— start —

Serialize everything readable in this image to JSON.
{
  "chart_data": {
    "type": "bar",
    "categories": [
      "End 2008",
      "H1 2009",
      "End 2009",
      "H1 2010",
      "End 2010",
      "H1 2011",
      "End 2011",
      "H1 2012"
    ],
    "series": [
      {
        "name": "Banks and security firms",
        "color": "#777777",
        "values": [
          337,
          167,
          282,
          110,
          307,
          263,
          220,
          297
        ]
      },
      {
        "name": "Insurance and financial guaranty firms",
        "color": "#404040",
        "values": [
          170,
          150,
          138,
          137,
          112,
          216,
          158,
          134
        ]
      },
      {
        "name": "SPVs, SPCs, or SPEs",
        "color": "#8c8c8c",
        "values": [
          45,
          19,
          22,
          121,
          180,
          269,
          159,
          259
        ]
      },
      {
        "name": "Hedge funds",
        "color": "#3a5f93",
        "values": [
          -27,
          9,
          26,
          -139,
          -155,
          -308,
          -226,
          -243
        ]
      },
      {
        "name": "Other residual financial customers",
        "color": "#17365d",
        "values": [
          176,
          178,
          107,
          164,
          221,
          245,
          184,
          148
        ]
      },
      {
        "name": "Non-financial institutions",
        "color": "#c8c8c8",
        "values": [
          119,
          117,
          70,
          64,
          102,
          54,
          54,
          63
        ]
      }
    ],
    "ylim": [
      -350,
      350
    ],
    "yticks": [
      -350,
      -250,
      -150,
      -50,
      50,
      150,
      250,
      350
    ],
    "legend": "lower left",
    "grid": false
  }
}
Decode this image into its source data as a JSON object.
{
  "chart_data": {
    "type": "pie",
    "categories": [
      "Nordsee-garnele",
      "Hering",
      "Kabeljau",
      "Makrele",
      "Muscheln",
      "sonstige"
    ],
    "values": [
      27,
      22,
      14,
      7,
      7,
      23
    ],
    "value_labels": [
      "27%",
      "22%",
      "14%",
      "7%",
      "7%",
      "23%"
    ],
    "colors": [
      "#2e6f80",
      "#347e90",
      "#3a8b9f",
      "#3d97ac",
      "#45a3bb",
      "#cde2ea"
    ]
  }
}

— end —

■ **Written request**: Copy all lines above containing the string "image".

■ **Result below**:
Serialize everything readable in this image to JSON.
Decode this image into its source data as a JSON object.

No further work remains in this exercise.